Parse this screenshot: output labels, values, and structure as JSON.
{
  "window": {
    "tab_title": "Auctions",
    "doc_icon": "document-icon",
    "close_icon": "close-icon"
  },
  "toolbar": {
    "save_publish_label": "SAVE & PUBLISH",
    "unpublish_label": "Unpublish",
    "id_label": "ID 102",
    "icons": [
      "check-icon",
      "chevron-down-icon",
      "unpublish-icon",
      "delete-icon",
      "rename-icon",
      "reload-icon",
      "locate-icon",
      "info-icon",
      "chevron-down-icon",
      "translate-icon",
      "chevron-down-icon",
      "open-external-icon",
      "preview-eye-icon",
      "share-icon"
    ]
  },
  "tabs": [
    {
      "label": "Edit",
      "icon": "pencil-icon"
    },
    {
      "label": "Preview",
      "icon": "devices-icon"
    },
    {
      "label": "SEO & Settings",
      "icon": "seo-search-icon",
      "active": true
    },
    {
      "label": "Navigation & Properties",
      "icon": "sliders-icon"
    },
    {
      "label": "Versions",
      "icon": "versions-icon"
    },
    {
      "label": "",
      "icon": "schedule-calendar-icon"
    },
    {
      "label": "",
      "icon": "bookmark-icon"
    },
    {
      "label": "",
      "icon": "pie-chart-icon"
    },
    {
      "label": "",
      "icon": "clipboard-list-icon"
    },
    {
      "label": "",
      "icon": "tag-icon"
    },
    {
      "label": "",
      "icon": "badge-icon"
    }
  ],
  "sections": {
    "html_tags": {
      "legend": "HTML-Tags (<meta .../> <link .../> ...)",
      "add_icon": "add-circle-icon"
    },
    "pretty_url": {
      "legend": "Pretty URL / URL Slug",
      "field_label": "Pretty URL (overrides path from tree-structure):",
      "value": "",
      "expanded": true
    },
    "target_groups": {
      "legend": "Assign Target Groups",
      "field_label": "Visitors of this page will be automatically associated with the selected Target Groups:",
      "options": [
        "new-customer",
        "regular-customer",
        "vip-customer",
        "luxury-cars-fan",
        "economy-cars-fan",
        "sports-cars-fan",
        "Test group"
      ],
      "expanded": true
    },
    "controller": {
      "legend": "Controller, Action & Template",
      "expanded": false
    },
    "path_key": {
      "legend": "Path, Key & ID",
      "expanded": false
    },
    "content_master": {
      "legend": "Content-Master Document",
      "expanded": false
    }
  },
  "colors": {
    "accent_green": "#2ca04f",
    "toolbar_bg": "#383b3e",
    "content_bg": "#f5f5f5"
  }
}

● ● ●

### Task objective:
Write out the listing once more, matching it exactly.

### Exercise output:
Parse this screenshot: output labels, values, and structure as JSON.
{
  "window": {
    "tab_title": "Auctions",
    "doc_icon": "document-icon",
    "close_icon": "close-icon"
  },
  "toolbar": {
    "save_publish_label": "SAVE & PUBLISH",
    "unpublish_label": "Unpublish",
    "id_label": "ID 102",
    "icons": [
      "check-icon",
      "chevron-down-icon",
      "unpublish-icon",
      "delete-icon",
      "rename-icon",
      "reload-icon",
      "locate-icon",
      "info-icon",
      "chevron-down-icon",
      "translate-icon",
      "chevron-down-icon",
      "open-external-icon",
      "preview-eye-icon",
      "share-icon"
    ]
  },
  "tabs": [
    {
      "label": "Edit",
      "icon": "pencil-icon"
    },
    {
      "label": "Preview",
      "icon": "devices-icon"
    },
    {
      "label": "SEO & Settings",
      "icon": "seo-search-icon",
      "active": true
    },
    {
      "label": "Navigation & Properties",
      "icon": "sliders-icon"
    },
    {
      "label": "Versions",
      "icon": "versions-icon"
    },
    {
      "label": "",
      "icon": "schedule-calendar-icon"
    },
    {
      "label": "",
      "icon": "bookmark-icon"
    },
    {
      "label": "",
      "icon": "pie-chart-icon"
    },
    {
      "label": "",
      "icon": "clipboard-list-icon"
    },
    {
      "label": "",
      "icon": "tag-icon"
    },
    {
      "label": "",
      "icon": "badge-icon"
    }
  ],
  "sections": {
    "html_tags": {
      "legend": "HTML-Tags (<meta .../> <link .../> ...)",
      "add_icon": "add-circle-icon"
    },
    "pretty_url": {
      "legend": "Pretty URL / URL Slug",
      "field_label": "Pretty URL (overrides path from tree-structure):",
      "value": "",
      "expanded": true
    },
    "target_groups": {
      "legend": "Assign Target Groups",
      "field_label": "Visitors of this page will be automatically associated with the selected Target Groups:",
      "options": [
        "new-customer",
        "regular-customer",
        "vip-customer",
        "luxury-cars-fan",
        "economy-cars-fan",
        "sports-cars-fan",
        "Test group"
      ],
      "expanded": true
    },
    "controller": {
      "legend": "Controller, Action & Template",
      "expanded": false
    },
    "path_key": {
      "legend": "Path, Key & ID",
      "expanded": false
    },
    "content_master": {
      "legend": "Content-Master Document",
      "expanded": false
    }
  },
  "colors": {
    "accent_green": "#2ca04f",
    "toolbar_bg": "#383b3e",
    "content_bg": "#f5f5f5"
  }
}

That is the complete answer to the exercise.